++++ Extracted information ++++
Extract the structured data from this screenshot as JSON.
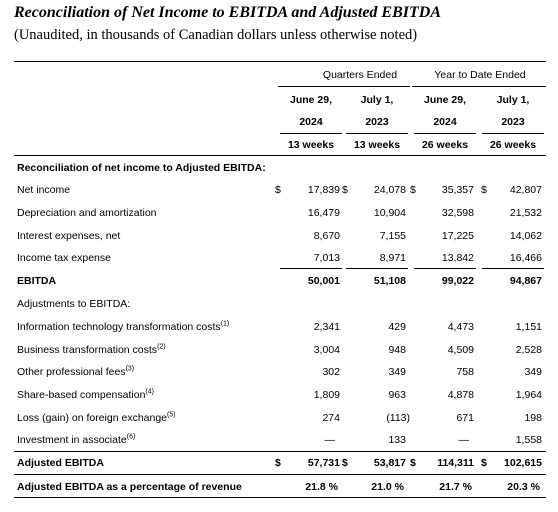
{
  "title": "Reconciliation of Net Income to EBITDA and Adjusted EBITDA",
  "subtitle": "(Unaudited, in thousands of Canadian dollars unless otherwise noted)",
  "headers": {
    "quarters_ended": "Quarters Ended",
    "year_to_date_ended": "Year to Date Ended",
    "col1": {
      "date": "June 29,",
      "year": "2024",
      "period": "13 weeks"
    },
    "col2": {
      "date": "July 1,",
      "year": "2023",
      "period": "13 weeks"
    },
    "col3": {
      "date": "June 29,",
      "year": "2024",
      "period": "26 weeks"
    },
    "col4": {
      "date": "July 1,",
      "year": "2023",
      "period": "26 weeks"
    }
  },
  "section_recon": "Reconciliation of net income to Adjusted EBITDA:",
  "section_adjustments": "Adjustments to EBITDA:",
  "currency": "$",
  "rows": {
    "net_income": {
      "label": "Net income",
      "values": [
        "17,839",
        "24,078",
        "35,357",
        "42,807"
      ]
    },
    "depreciation": {
      "label": "Depreciation and amortization",
      "values": [
        "16,479",
        "10,904",
        "32,598",
        "21,532"
      ]
    },
    "interest": {
      "label": "Interest expenses, net",
      "values": [
        "8,670",
        "7,155",
        "17,225",
        "14,062"
      ]
    },
    "income_tax": {
      "label": "Income tax expense",
      "values": [
        "7,013",
        "8,971",
        "13,842",
        "16,466"
      ]
    },
    "ebitda": {
      "label": "EBITDA",
      "values": [
        "50,001",
        "51,108",
        "99,022",
        "94,867"
      ]
    },
    "it_transformation": {
      "label": "Information technology transformation costs",
      "footnote": "(1)",
      "values": [
        "2,341",
        "429",
        "4,473",
        "1,151"
      ]
    },
    "business_transformation": {
      "label": "Business transformation costs",
      "footnote": "(2)",
      "values": [
        "3,004",
        "948",
        "4,509",
        "2,528"
      ]
    },
    "professional_fees": {
      "label": "Other professional fees",
      "footnote": "(3)",
      "values": [
        "302",
        "349",
        "758",
        "349"
      ]
    },
    "share_based": {
      "label": "Share-based compensation",
      "footnote": "(4)",
      "values": [
        "1,809",
        "963",
        "4,878",
        "1,964"
      ]
    },
    "fx_loss": {
      "label": "Loss (gain) on foreign exchange",
      "footnote": "(5)",
      "values": [
        "274",
        "(113)",
        "671",
        "198"
      ]
    },
    "associate": {
      "label": "Investment in associate",
      "footnote": "(6)",
      "values": [
        "—",
        "133",
        "—",
        "1,558"
      ]
    },
    "adjusted_ebitda": {
      "label": "Adjusted EBITDA",
      "values": [
        "57,731",
        "53,817",
        "114,311",
        "102,615"
      ]
    },
    "adjusted_margin": {
      "label": "Adjusted EBITDA as a percentage of revenue",
      "values": [
        "21.8 %",
        "21.0 %",
        "21.7 %",
        "20.3 %"
      ]
    }
  }
}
++++
## Instruction:
Pull out each line of the listing that holds the string "Reconciliation".

## Problem solution:
  "title": "Reconciliation of Net Income to EBITDA and Adjusted EBITDA",
  "section_recon": "Reconciliation of net income to Adjusted EBITDA:",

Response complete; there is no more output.